--- START OF SUPPLIED RECORDS ---

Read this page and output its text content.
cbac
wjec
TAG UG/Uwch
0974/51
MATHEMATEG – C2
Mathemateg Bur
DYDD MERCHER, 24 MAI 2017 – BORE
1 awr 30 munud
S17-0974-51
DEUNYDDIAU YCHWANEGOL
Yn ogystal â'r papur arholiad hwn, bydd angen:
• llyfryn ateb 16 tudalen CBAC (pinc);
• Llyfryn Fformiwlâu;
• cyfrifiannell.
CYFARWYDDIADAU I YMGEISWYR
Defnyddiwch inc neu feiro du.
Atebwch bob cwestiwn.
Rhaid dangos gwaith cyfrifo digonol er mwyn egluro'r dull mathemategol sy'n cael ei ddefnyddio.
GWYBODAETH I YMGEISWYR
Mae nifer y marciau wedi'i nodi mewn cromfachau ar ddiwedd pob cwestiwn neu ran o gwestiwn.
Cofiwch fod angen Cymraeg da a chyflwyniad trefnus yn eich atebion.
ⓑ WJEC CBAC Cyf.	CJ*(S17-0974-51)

--- END OF SUPPLIED RECORDS ---

Repeat the material above in full, quoting it exactly.

TASK RESULT:
Read this page and output its text content.
cbac
wjec
TAG UG/Uwch
0974/51
MATHEMATEG – C2
Mathemateg Bur
DYDD MERCHER, 24 MAI 2017 – BORE
1 awr 30 munud
S17-0974-51
DEUNYDDIAU YCHWANEGOL
Yn ogystal â'r papur arholiad hwn, bydd angen:
• llyfryn ateb 16 tudalen CBAC (pinc);
• Llyfryn Fformiwlâu;
• cyfrifiannell.
CYFARWYDDIADAU I YMGEISWYR
Defnyddiwch inc neu feiro du.
Atebwch bob cwestiwn.
Rhaid dangos gwaith cyfrifo digonol er mwyn egluro'r dull mathemategol sy'n cael ei ddefnyddio.
GWYBODAETH I YMGEISWYR
Mae nifer y marciau wedi'i nodi mewn cromfachau ar ddiwedd pob cwestiwn neu ran o gwestiwn.
Cofiwch fod angen Cymraeg da a chyflwyniad trefnus yn eich atebion.
ⓑ WJEC CBAC Cyf.	CJ*(S17-0974-51)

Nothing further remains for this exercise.